- PROBLEM
In the entries that follow, how many lines contain the word "color"? Answer with the number only.

- EXTRACTED DATA
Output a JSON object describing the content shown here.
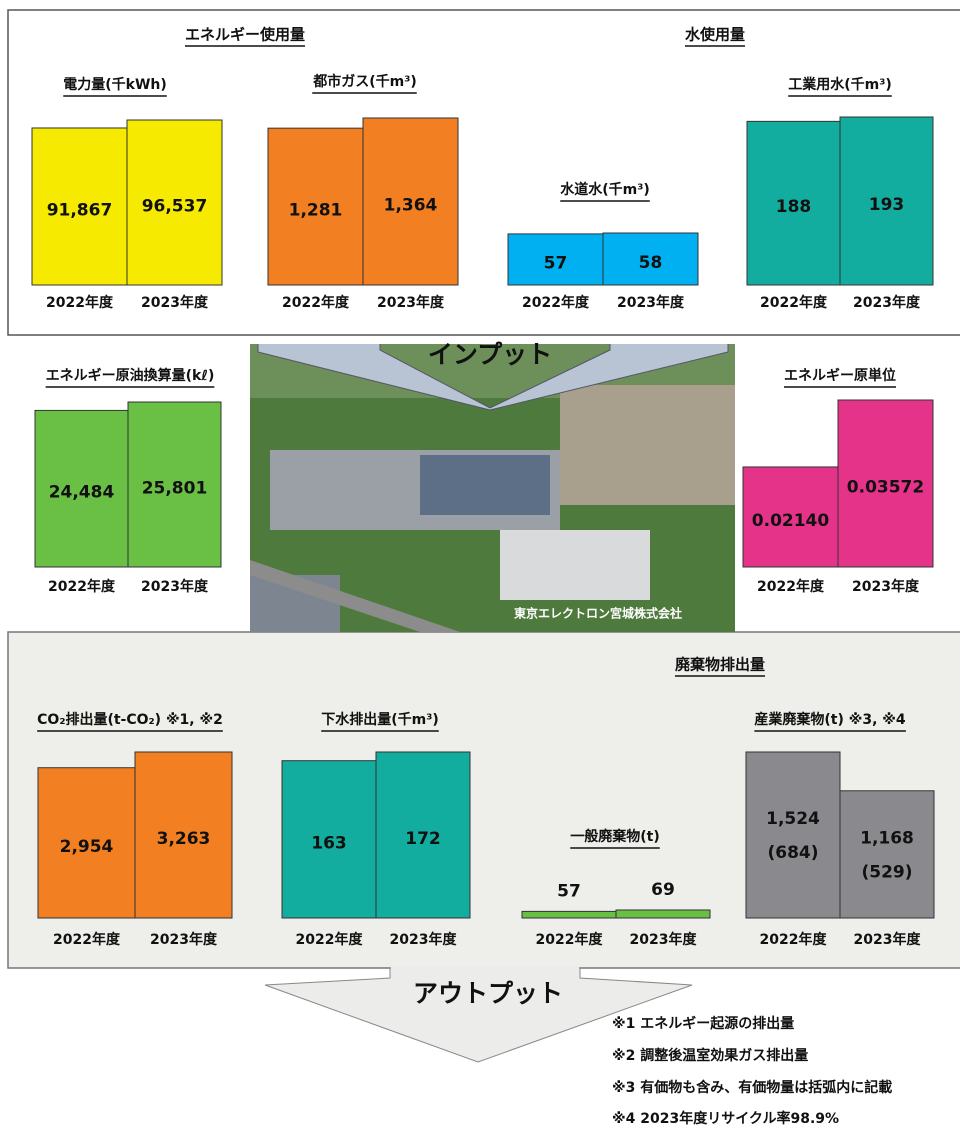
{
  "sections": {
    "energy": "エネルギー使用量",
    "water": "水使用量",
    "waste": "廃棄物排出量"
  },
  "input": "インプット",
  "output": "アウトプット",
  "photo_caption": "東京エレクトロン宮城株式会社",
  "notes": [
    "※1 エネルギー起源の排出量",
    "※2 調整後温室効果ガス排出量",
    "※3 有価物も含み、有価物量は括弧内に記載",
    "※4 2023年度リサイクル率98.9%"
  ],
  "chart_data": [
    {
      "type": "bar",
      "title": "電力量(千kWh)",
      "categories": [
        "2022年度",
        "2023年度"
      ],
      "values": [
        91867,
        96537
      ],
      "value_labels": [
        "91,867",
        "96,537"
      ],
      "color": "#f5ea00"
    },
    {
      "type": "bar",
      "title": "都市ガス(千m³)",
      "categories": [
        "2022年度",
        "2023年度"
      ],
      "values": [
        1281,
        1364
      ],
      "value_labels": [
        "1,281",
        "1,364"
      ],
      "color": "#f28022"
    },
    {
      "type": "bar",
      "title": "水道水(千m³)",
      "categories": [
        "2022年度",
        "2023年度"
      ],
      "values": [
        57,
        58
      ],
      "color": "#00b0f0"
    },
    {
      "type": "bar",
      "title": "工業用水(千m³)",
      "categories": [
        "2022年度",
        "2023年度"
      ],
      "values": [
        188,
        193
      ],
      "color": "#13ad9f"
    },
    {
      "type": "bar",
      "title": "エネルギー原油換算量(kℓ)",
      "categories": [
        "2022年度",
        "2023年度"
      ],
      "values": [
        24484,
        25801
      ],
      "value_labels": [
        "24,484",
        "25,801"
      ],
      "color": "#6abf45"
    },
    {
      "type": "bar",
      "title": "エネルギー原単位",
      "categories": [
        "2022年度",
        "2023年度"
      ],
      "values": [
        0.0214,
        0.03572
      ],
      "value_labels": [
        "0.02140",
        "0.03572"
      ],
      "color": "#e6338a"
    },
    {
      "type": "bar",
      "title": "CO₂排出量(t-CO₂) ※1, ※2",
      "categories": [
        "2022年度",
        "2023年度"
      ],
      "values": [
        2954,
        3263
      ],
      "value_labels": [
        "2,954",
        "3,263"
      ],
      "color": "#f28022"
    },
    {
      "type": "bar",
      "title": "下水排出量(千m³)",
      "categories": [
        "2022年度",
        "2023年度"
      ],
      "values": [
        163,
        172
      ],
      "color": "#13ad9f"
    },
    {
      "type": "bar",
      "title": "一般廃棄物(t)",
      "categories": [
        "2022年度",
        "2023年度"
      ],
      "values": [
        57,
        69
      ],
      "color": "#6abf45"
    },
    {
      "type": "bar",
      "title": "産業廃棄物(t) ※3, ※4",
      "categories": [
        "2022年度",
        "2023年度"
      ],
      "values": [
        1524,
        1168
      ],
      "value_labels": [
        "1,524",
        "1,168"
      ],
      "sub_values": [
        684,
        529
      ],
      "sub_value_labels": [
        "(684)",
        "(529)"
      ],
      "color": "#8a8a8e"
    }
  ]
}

- SOLUTION FOR THIS TASK
10